## Task
Exactly repeat the material, dropping only the pictures.

Entries with figure data
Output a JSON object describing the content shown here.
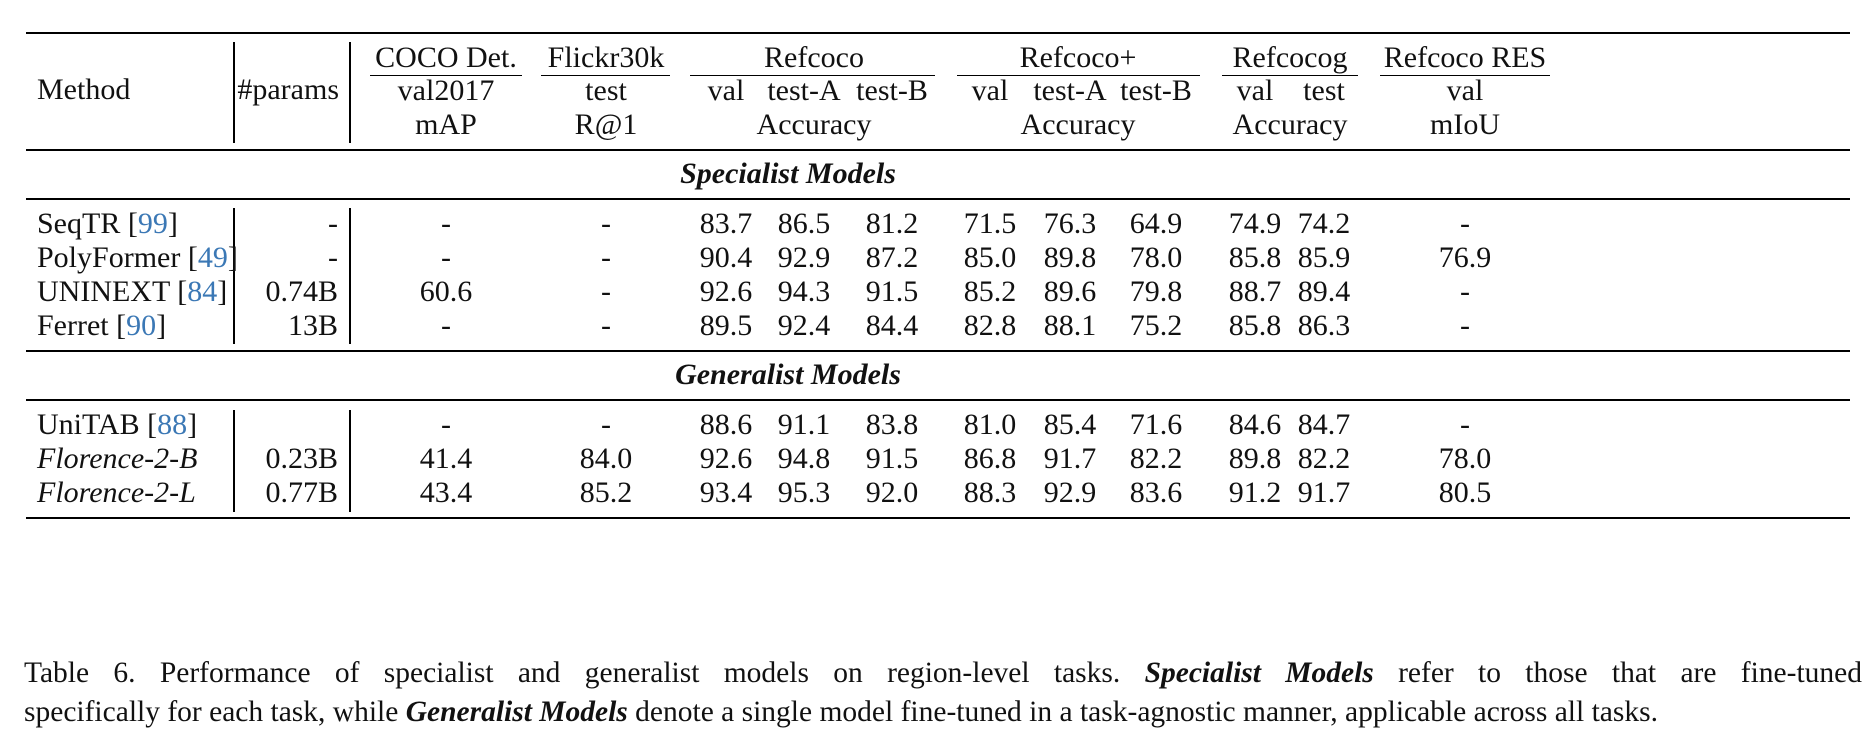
{
  "table": {
    "header": {
      "method": "Method",
      "params": "#params",
      "groups": [
        {
          "name": "COCO Det.",
          "split": "val2017",
          "metric": "mAP"
        },
        {
          "name": "Flickr30k",
          "split": "test",
          "metric": "R@1"
        },
        {
          "name": "Refcoco",
          "splits": [
            "val",
            "test-A",
            "test-B"
          ],
          "metric": "Accuracy"
        },
        {
          "name": "Refcoco+",
          "splits": [
            "val",
            "test-A",
            "test-B"
          ],
          "metric": "Accuracy"
        },
        {
          "name": "Refcocog",
          "splits": [
            "val",
            "test"
          ],
          "metric": "Accuracy"
        },
        {
          "name": "Refcoco RES",
          "split": "val",
          "metric": "mIoU"
        }
      ]
    },
    "sections": [
      {
        "title": "Specialist Models",
        "rows": [
          {
            "method": "SeqTR",
            "cite": "99",
            "params": "-",
            "values": [
              "-",
              "-",
              "83.7",
              "86.5",
              "81.2",
              "71.5",
              "76.3",
              "64.9",
              "74.9",
              "74.2",
              "-"
            ]
          },
          {
            "method": "PolyFormer",
            "cite": "49",
            "params": "-",
            "values": [
              "-",
              "-",
              "90.4",
              "92.9",
              "87.2",
              "85.0",
              "89.8",
              "78.0",
              "85.8",
              "85.9",
              "76.9"
            ]
          },
          {
            "method": "UNINEXT",
            "cite": "84",
            "params": "0.74B",
            "values": [
              "60.6",
              "-",
              "92.6",
              "94.3",
              "91.5",
              "85.2",
              "89.6",
              "79.8",
              "88.7",
              "89.4",
              "-"
            ]
          },
          {
            "method": "Ferret",
            "cite": "90",
            "params": "13B",
            "values": [
              "-",
              "-",
              "89.5",
              "92.4",
              "84.4",
              "82.8",
              "88.1",
              "75.2",
              "85.8",
              "86.3",
              "-"
            ]
          }
        ]
      },
      {
        "title": "Generalist Models",
        "rows": [
          {
            "method": "UniTAB",
            "cite": "88",
            "params": "",
            "values": [
              "-",
              "-",
              "88.6",
              "91.1",
              "83.8",
              "81.0",
              "85.4",
              "71.6",
              "84.6",
              "84.7",
              "-"
            ]
          },
          {
            "method": "Florence-2-B",
            "italic": true,
            "params": "0.23B",
            "values": [
              "41.4",
              "84.0",
              "92.6",
              "94.8",
              "91.5",
              "86.8",
              "91.7",
              "82.2",
              "89.8",
              "82.2",
              "78.0"
            ]
          },
          {
            "method": "Florence-2-L",
            "italic": true,
            "params": "0.77B",
            "values": [
              "43.4",
              "85.2",
              "93.4",
              "95.3",
              "92.0",
              "88.3",
              "92.9",
              "83.6",
              "91.2",
              "91.7",
              "80.5"
            ]
          }
        ]
      }
    ]
  },
  "caption": {
    "lines": [
      [
        {
          "text": "Table 6.  Performance of specialist and generalist models on region-level tasks.  "
        },
        {
          "text": "Specialist Models",
          "style": "bold-italic"
        },
        {
          "text": " refer to those that are fine-tuned"
        }
      ],
      [
        {
          "text": "specifically for each task, while "
        },
        {
          "text": "Generalist Models",
          "style": "bold-italic"
        },
        {
          "text": " denote a single model fine-tuned in a task-agnostic manner, applicable across all tasks."
        }
      ]
    ]
  }
}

## Expected answer
Output a JSON object describing the content shown here.
{
  "table": {
    "header": {
      "method": "Method",
      "params": "#params",
      "groups": [
        {
          "name": "COCO Det.",
          "split": "val2017",
          "metric": "mAP"
        },
        {
          "name": "Flickr30k",
          "split": "test",
          "metric": "R@1"
        },
        {
          "name": "Refcoco",
          "splits": [
            "val",
            "test-A",
            "test-B"
          ],
          "metric": "Accuracy"
        },
        {
          "name": "Refcoco+",
          "splits": [
            "val",
            "test-A",
            "test-B"
          ],
          "metric": "Accuracy"
        },
        {
          "name": "Refcocog",
          "splits": [
            "val",
            "test"
          ],
          "metric": "Accuracy"
        },
        {
          "name": "Refcoco RES",
          "split": "val",
          "metric": "mIoU"
        }
      ]
    },
    "sections": [
      {
        "title": "Specialist Models",
        "rows": [
          {
            "method": "SeqTR",
            "cite": "99",
            "params": "-",
            "values": [
              "-",
              "-",
              "83.7",
              "86.5",
              "81.2",
              "71.5",
              "76.3",
              "64.9",
              "74.9",
              "74.2",
              "-"
            ]
          },
          {
            "method": "PolyFormer",
            "cite": "49",
            "params": "-",
            "values": [
              "-",
              "-",
              "90.4",
              "92.9",
              "87.2",
              "85.0",
              "89.8",
              "78.0",
              "85.8",
              "85.9",
              "76.9"
            ]
          },
          {
            "method": "UNINEXT",
            "cite": "84",
            "params": "0.74B",
            "values": [
              "60.6",
              "-",
              "92.6",
              "94.3",
              "91.5",
              "85.2",
              "89.6",
              "79.8",
              "88.7",
              "89.4",
              "-"
            ]
          },
          {
            "method": "Ferret",
            "cite": "90",
            "params": "13B",
            "values": [
              "-",
              "-",
              "89.5",
              "92.4",
              "84.4",
              "82.8",
              "88.1",
              "75.2",
              "85.8",
              "86.3",
              "-"
            ]
          }
        ]
      },
      {
        "title": "Generalist Models",
        "rows": [
          {
            "method": "UniTAB",
            "cite": "88",
            "params": "",
            "values": [
              "-",
              "-",
              "88.6",
              "91.1",
              "83.8",
              "81.0",
              "85.4",
              "71.6",
              "84.6",
              "84.7",
              "-"
            ]
          },
          {
            "method": "Florence-2-B",
            "italic": true,
            "params": "0.23B",
            "values": [
              "41.4",
              "84.0",
              "92.6",
              "94.8",
              "91.5",
              "86.8",
              "91.7",
              "82.2",
              "89.8",
              "82.2",
              "78.0"
            ]
          },
          {
            "method": "Florence-2-L",
            "italic": true,
            "params": "0.77B",
            "values": [
              "43.4",
              "85.2",
              "93.4",
              "95.3",
              "92.0",
              "88.3",
              "92.9",
              "83.6",
              "91.2",
              "91.7",
              "80.5"
            ]
          }
        ]
      }
    ]
  },
  "caption": {
    "lines": [
      [
        {
          "text": "Table 6.  Performance of specialist and generalist models on region-level tasks.  "
        },
        {
          "text": "Specialist Models",
          "style": "bold-italic"
        },
        {
          "text": " refer to those that are fine-tuned"
        }
      ],
      [
        {
          "text": "specifically for each task, while "
        },
        {
          "text": "Generalist Models",
          "style": "bold-italic"
        },
        {
          "text": " denote a single model fine-tuned in a task-agnostic manner, applicable across all tasks."
        }
      ]
    ]
  }
}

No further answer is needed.